═══ LISTED RECORDS

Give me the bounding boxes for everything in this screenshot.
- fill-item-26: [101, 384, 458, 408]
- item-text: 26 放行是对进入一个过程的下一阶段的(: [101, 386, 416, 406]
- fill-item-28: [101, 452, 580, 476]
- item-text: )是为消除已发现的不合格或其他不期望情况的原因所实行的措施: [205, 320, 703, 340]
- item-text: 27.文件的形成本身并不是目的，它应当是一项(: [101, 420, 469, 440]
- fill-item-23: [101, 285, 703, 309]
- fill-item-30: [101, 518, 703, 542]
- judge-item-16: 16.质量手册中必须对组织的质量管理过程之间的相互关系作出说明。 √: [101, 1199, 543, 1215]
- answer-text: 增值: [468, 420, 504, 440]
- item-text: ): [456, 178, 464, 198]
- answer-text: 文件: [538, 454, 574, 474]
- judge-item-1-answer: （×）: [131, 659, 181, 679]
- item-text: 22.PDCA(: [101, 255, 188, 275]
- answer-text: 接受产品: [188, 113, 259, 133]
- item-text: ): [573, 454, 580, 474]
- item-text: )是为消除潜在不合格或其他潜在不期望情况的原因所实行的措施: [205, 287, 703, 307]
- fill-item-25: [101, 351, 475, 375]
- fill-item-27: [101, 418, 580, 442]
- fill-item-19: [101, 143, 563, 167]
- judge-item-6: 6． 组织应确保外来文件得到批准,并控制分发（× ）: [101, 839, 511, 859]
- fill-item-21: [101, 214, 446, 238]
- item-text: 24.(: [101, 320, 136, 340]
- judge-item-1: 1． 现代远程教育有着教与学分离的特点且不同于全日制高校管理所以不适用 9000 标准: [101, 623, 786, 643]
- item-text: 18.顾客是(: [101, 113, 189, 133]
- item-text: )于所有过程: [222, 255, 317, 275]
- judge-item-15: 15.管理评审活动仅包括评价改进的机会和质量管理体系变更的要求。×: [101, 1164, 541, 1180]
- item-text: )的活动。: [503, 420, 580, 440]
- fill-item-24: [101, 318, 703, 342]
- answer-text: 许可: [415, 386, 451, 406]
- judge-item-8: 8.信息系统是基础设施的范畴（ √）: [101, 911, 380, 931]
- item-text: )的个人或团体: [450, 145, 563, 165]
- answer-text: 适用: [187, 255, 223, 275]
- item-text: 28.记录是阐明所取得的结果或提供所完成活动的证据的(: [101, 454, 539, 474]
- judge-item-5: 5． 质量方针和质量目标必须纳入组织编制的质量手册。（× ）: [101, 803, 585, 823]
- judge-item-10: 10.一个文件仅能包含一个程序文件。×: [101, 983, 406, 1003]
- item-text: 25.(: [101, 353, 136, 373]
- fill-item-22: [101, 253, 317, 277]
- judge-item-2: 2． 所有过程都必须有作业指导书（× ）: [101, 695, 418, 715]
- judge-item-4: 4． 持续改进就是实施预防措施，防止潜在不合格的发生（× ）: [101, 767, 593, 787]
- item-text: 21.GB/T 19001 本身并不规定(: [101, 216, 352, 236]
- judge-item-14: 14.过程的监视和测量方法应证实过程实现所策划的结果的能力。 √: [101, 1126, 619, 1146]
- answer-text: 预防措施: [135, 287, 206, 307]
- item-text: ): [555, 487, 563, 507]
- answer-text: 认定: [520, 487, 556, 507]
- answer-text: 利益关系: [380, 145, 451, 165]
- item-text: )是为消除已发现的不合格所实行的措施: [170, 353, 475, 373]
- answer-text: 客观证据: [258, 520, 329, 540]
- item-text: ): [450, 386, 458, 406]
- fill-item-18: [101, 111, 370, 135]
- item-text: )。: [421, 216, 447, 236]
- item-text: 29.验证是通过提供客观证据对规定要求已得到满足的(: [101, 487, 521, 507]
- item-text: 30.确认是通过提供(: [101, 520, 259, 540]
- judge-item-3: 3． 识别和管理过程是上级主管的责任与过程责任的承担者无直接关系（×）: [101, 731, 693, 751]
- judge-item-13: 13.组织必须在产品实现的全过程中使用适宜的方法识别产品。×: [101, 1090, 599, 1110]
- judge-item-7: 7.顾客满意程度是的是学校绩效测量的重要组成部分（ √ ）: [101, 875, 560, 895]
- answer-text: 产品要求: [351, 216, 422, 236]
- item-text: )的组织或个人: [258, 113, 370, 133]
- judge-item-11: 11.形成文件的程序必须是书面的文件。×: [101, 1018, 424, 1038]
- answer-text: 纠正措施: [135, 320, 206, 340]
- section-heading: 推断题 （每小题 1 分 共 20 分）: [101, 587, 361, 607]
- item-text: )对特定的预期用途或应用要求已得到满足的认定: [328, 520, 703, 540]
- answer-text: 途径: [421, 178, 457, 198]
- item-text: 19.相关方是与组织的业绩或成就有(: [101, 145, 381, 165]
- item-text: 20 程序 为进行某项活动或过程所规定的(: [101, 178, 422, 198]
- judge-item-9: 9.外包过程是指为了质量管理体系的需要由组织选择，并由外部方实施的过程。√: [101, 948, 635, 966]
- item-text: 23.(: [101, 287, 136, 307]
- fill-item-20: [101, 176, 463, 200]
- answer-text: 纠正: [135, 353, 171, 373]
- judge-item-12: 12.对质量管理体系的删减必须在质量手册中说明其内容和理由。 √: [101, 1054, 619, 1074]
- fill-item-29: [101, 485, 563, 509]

══════

AIM:
Rewrite all the records above with "answer-text" changed to "solution-text" wherever it occurs, leaving every other character as it is.

ANSWER TO THE EXERCISE:
Give me the bounding boxes for everything in this screenshot.
- fill-item-26: [101, 384, 458, 408]
- item-text: 26 放行是对进入一个过程的下一阶段的(: [101, 386, 416, 406]
- fill-item-28: [101, 452, 580, 476]
- item-text: )是为消除已发现的不合格或其他不期望情况的原因所实行的措施: [205, 320, 703, 340]
- item-text: 27.文件的形成本身并不是目的，它应当是一项(: [101, 420, 469, 440]
- fill-item-23: [101, 285, 703, 309]
- fill-item-30: [101, 518, 703, 542]
- judge-item-16: 16.质量手册中必须对组织的质量管理过程之间的相互关系作出说明。 √: [101, 1199, 543, 1215]
- solution-text: 增值: [468, 420, 504, 440]
- item-text: ): [456, 178, 464, 198]
- solution-text: 文件: [538, 454, 574, 474]
- judge-item-1-answer: （×）: [131, 659, 181, 679]
- item-text: 22.PDCA(: [101, 255, 188, 275]
- solution-text: 接受产品: [188, 113, 259, 133]
- item-text: ): [573, 454, 580, 474]
- item-text: )是为消除潜在不合格或其他潜在不期望情况的原因所实行的措施: [205, 287, 703, 307]
- fill-item-25: [101, 351, 475, 375]
- fill-item-27: [101, 418, 580, 442]
- fill-item-19: [101, 143, 563, 167]
- judge-item-6: 6． 组织应确保外来文件得到批准,并控制分发（× ）: [101, 839, 511, 859]
- fill-item-21: [101, 214, 446, 238]
- item-text: 24.(: [101, 320, 136, 340]
- judge-item-1: 1． 现代远程教育有着教与学分离的特点且不同于全日制高校管理所以不适用 9000 标准: [101, 623, 786, 643]
- item-text: 18.顾客是(: [101, 113, 189, 133]
- item-text: )于所有过程: [222, 255, 317, 275]
- judge-item-15: 15.管理评审活动仅包括评价改进的机会和质量管理体系变更的要求。×: [101, 1164, 541, 1180]
- item-text: )的活动。: [503, 420, 580, 440]
- fill-item-24: [101, 318, 703, 342]
- solution-text: 许可: [415, 386, 451, 406]
- judge-item-8: 8.信息系统是基础设施的范畴（ √）: [101, 911, 380, 931]
- item-text: )的个人或团体: [450, 145, 563, 165]
- solution-text: 适用: [187, 255, 223, 275]
- item-text: 28.记录是阐明所取得的结果或提供所完成活动的证据的(: [101, 454, 539, 474]
- judge-item-5: 5． 质量方针和质量目标必须纳入组织编制的质量手册。（× ）: [101, 803, 585, 823]
- judge-item-10: 10.一个文件仅能包含一个程序文件。×: [101, 983, 406, 1003]
- item-text: 25.(: [101, 353, 136, 373]
- fill-item-22: [101, 253, 317, 277]
- judge-item-2: 2． 所有过程都必须有作业指导书（× ）: [101, 695, 418, 715]
- judge-item-4: 4． 持续改进就是实施预防措施，防止潜在不合格的发生（× ）: [101, 767, 593, 787]
- item-text: 21.GB/T 19001 本身并不规定(: [101, 216, 352, 236]
- judge-item-14: 14.过程的监视和测量方法应证实过程实现所策划的结果的能力。 √: [101, 1126, 619, 1146]
- solution-text: 预防措施: [135, 287, 206, 307]
- item-text: ): [555, 487, 563, 507]
- solution-text: 认定: [520, 487, 556, 507]
- solution-text: 利益关系: [380, 145, 451, 165]
- item-text: )是为消除已发现的不合格所实行的措施: [170, 353, 475, 373]
- solution-text: 客观证据: [258, 520, 329, 540]
- item-text: ): [450, 386, 458, 406]
- fill-item-18: [101, 111, 370, 135]
- item-text: )。: [421, 216, 447, 236]
- item-text: 29.验证是通过提供客观证据对规定要求已得到满足的(: [101, 487, 521, 507]
- item-text: 30.确认是通过提供(: [101, 520, 259, 540]
- judge-item-3: 3． 识别和管理过程是上级主管的责任与过程责任的承担者无直接关系（×）: [101, 731, 693, 751]
- judge-item-13: 13.组织必须在产品实现的全过程中使用适宜的方法识别产品。×: [101, 1090, 599, 1110]
- judge-item-7: 7.顾客满意程度是的是学校绩效测量的重要组成部分（ √ ）: [101, 875, 560, 895]
- solution-text: 产品要求: [351, 216, 422, 236]
- item-text: )的组织或个人: [258, 113, 370, 133]
- judge-item-11: 11.形成文件的程序必须是书面的文件。×: [101, 1018, 424, 1038]
- solution-text: 纠正措施: [135, 320, 206, 340]
- section-heading: 推断题 （每小题 1 分 共 20 分）: [101, 587, 361, 607]
- item-text: )对特定的预期用途或应用要求已得到满足的认定: [328, 520, 703, 540]
- solution-text: 途径: [421, 178, 457, 198]
- item-text: 19.相关方是与组织的业绩或成就有(: [101, 145, 381, 165]
- item-text: 20 程序 为进行某项活动或过程所规定的(: [101, 178, 422, 198]
- judge-item-9: 9.外包过程是指为了质量管理体系的需要由组织选择，并由外部方实施的过程。√: [101, 948, 635, 966]
- item-text: 23.(: [101, 287, 136, 307]
- fill-item-20: [101, 176, 463, 200]
- solution-text: 纠正: [135, 353, 171, 373]
- judge-item-12: 12.对质量管理体系的删减必须在质量手册中说明其内容和理由。 √: [101, 1054, 619, 1074]
- fill-item-29: [101, 485, 563, 509]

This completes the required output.